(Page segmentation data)
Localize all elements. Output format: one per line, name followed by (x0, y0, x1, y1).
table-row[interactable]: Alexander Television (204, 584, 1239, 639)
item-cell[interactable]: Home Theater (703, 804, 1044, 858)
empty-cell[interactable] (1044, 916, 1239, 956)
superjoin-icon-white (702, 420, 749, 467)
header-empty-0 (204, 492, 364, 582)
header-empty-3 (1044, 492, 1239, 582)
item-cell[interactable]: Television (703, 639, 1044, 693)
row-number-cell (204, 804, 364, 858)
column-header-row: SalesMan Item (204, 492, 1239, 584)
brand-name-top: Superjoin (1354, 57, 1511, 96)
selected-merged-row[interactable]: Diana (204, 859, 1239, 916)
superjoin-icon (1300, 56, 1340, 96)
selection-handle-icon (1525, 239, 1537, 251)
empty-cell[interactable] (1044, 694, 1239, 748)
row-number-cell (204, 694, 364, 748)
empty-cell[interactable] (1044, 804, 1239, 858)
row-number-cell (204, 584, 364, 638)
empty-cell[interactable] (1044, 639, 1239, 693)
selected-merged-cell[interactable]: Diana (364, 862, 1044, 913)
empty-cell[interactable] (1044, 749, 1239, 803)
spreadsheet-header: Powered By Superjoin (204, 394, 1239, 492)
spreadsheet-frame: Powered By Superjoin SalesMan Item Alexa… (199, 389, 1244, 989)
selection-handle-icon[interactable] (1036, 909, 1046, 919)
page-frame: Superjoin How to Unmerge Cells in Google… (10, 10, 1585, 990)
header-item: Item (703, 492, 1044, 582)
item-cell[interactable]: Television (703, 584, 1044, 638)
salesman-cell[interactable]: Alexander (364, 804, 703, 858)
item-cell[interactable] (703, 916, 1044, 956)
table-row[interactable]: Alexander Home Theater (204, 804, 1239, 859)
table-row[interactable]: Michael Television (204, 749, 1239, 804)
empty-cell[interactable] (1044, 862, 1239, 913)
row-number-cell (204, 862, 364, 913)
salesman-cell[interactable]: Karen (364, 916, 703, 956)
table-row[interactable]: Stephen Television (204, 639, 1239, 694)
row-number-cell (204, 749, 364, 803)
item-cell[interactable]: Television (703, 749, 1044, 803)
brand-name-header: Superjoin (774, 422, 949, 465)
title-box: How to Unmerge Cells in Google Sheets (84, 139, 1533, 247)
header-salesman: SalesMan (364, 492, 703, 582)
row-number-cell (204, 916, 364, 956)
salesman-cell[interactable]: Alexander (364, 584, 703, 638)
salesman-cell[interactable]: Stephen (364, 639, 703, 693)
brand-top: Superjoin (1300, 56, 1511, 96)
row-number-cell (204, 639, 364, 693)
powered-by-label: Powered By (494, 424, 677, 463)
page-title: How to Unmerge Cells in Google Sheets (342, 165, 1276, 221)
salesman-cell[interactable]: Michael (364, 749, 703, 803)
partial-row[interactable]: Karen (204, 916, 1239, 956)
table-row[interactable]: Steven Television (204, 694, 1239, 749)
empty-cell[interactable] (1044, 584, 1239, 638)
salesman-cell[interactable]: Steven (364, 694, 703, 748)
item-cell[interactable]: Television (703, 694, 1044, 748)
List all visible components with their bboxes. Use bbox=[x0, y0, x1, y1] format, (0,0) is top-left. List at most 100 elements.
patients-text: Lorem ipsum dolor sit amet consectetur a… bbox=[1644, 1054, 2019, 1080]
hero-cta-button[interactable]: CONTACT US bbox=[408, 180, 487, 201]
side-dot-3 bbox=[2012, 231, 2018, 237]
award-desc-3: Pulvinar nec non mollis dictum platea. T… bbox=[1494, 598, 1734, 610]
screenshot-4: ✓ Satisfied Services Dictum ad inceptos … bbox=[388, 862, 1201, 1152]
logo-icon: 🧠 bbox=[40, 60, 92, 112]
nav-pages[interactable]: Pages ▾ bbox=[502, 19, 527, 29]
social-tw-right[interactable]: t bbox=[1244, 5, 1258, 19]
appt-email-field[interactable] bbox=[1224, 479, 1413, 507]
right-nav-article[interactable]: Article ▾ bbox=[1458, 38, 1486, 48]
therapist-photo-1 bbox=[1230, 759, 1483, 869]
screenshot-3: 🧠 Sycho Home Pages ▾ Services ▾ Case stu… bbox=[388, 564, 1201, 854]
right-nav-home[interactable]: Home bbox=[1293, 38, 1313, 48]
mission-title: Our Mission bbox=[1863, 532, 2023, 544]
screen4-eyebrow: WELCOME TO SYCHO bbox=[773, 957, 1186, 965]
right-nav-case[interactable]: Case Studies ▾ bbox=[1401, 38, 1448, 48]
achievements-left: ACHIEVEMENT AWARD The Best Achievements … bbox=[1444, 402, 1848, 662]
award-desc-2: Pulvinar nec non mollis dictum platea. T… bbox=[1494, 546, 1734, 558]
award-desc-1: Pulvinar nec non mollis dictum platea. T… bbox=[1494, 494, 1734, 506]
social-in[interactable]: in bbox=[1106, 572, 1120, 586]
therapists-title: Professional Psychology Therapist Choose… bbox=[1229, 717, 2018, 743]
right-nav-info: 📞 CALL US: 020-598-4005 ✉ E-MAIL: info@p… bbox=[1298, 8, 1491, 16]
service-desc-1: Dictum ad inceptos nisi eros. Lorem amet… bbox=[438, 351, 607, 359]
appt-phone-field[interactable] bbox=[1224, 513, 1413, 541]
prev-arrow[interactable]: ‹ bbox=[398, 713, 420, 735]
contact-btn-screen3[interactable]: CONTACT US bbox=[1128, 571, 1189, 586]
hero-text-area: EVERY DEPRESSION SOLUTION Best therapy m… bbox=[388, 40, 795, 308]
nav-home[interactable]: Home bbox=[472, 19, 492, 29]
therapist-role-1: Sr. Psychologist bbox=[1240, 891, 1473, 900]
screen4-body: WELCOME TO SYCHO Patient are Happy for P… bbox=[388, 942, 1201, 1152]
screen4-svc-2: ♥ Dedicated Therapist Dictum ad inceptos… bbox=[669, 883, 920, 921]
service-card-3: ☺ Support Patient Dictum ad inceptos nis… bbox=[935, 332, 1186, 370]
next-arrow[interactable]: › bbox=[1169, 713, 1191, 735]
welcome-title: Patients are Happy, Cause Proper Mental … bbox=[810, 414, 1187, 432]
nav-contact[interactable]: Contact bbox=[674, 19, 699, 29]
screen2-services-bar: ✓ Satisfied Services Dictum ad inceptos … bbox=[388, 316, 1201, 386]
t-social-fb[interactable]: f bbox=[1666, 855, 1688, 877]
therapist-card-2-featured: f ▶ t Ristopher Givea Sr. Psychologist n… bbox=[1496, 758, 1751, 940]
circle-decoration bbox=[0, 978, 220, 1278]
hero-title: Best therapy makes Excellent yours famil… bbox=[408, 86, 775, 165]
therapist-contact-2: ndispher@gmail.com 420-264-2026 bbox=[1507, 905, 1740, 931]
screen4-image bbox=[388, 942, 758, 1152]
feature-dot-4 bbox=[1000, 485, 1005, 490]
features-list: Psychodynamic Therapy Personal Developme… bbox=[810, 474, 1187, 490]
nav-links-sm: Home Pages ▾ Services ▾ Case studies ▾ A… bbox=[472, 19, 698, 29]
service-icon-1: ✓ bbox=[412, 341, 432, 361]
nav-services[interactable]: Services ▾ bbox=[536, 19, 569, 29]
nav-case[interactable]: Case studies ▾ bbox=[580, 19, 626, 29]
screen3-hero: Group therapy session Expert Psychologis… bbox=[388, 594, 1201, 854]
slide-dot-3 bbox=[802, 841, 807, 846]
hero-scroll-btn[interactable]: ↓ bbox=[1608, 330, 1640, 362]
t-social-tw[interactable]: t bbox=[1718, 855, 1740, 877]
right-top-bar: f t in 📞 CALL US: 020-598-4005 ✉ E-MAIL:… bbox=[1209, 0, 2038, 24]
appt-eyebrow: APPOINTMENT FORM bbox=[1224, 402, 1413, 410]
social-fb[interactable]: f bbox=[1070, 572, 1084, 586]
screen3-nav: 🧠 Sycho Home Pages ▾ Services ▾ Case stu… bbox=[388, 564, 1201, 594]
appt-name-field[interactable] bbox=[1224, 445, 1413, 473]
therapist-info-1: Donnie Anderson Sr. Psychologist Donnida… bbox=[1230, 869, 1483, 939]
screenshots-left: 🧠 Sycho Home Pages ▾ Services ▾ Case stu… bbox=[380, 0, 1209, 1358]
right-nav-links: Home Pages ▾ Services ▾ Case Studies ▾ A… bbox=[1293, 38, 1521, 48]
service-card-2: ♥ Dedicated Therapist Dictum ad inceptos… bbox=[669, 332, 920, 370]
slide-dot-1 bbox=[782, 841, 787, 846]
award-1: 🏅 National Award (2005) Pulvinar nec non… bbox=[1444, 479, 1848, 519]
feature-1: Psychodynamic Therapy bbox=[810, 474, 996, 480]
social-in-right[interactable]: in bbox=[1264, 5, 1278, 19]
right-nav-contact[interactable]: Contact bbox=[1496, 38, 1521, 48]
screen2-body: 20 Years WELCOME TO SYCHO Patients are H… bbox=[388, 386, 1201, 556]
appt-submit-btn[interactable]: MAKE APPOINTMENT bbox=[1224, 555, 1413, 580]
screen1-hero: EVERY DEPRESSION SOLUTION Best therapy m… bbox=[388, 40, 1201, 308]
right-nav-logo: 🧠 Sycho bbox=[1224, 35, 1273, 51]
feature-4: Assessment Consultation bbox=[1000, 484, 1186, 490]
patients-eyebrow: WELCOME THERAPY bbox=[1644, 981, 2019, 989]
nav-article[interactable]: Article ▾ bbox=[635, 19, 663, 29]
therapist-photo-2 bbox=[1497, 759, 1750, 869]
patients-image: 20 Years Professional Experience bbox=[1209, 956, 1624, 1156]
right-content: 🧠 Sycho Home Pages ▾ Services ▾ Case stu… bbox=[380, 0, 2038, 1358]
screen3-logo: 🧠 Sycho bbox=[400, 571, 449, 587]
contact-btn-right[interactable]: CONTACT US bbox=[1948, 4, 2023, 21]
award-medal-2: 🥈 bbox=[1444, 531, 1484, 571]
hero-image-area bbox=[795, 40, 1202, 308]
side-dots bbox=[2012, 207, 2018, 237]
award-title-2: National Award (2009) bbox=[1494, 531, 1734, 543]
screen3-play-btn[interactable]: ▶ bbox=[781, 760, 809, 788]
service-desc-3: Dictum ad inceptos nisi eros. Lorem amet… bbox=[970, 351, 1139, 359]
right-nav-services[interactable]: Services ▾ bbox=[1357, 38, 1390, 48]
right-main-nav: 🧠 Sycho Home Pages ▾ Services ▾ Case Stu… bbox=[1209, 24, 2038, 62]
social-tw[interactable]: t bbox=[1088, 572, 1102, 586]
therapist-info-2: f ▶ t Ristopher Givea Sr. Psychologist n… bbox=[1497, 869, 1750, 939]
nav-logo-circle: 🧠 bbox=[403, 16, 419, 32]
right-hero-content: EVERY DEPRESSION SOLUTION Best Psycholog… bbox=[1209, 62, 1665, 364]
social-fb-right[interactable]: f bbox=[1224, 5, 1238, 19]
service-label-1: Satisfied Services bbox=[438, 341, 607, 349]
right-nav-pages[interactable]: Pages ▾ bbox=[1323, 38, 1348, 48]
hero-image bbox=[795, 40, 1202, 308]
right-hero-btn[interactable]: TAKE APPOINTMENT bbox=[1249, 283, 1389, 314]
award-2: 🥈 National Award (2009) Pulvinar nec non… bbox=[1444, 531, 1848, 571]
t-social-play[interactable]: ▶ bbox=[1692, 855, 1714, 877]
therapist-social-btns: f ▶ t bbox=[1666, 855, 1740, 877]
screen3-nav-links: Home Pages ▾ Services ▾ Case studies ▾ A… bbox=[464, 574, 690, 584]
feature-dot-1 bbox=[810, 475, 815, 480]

*TASK GOAL:*
Line count for the string "content": state how many lines in the data contain it, and output nothing else.

*WRITTEN ANSWER:*
2